Direction
Please copy every line of the records below that holds the word "endereço".

########################################

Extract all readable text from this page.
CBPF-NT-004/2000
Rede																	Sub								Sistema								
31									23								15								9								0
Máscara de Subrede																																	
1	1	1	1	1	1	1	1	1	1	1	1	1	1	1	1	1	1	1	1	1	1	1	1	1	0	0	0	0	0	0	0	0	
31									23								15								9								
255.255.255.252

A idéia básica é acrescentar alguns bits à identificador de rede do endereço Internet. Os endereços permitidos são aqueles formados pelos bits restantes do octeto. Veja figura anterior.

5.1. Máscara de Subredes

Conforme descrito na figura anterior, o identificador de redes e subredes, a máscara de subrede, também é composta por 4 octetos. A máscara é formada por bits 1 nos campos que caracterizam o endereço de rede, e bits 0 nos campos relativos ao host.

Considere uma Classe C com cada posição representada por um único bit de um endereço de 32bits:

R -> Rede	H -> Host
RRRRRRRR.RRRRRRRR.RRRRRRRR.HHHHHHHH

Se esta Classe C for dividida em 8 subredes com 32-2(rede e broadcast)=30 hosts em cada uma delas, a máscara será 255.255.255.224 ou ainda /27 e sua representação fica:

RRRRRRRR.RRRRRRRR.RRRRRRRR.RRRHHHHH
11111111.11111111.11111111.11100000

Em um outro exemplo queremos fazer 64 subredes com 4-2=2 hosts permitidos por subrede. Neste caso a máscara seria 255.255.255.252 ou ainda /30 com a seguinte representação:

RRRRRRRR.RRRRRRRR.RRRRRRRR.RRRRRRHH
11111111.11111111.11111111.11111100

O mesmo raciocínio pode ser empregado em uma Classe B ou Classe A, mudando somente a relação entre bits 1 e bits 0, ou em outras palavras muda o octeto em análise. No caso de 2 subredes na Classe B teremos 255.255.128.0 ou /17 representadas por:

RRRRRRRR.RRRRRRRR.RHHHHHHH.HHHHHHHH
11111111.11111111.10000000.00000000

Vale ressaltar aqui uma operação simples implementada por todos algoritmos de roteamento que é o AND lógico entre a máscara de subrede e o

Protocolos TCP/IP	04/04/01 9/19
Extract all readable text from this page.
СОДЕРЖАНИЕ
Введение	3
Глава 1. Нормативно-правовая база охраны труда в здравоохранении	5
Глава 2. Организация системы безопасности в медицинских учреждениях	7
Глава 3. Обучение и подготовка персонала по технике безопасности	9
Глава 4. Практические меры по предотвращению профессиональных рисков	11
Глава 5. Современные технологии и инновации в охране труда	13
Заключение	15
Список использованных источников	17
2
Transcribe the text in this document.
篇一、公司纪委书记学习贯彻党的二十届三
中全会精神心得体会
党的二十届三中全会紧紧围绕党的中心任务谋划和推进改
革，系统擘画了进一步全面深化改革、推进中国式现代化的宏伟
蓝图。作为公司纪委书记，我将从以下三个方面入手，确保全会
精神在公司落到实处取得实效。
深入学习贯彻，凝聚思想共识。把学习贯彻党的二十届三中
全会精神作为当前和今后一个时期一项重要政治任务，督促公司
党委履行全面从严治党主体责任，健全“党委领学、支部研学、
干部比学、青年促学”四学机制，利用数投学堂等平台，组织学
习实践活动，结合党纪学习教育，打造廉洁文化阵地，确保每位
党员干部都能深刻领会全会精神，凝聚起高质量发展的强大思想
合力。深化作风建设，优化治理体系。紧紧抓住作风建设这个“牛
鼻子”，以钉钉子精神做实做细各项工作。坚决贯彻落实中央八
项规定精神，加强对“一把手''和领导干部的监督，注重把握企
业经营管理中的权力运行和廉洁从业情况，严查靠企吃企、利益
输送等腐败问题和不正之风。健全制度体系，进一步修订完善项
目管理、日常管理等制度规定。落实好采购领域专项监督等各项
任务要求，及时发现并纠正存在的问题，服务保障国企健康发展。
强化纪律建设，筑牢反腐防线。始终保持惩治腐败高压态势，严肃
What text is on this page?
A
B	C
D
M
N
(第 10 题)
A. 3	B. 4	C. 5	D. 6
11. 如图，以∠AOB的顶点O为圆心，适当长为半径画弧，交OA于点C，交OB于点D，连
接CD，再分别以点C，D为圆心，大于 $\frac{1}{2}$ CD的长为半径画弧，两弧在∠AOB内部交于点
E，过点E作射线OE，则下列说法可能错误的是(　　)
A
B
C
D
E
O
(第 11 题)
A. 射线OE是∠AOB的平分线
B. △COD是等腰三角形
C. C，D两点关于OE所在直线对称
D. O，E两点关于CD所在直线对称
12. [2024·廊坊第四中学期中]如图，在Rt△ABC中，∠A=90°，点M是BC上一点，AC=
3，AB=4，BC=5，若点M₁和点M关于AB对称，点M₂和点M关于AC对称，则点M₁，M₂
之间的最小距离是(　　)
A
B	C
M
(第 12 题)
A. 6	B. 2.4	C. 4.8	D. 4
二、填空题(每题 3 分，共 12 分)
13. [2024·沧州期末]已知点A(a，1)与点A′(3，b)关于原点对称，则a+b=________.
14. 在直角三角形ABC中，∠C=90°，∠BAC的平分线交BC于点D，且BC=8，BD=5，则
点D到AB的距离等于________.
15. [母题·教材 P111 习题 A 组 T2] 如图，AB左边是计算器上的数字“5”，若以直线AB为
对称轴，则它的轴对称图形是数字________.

########################################

Problem solution
A idéia básica é acrescentar alguns bits à identificador de rede do endereço Internet. Os endereços permitidos são aqueles formados pelos bits restantes do octeto. Veja figura anterior.
Conforme descrito na figura anterior, o identificador de redes e subredes, a máscara de subrede, também é composta por 4 octetos. A máscara é formada por bits 1 nos campos que caracterizam o endereço de rede, e bits 0 nos campos relativos ao host.
Considere uma Classe C com cada posição representada por um único bit de um endereço de 32bits:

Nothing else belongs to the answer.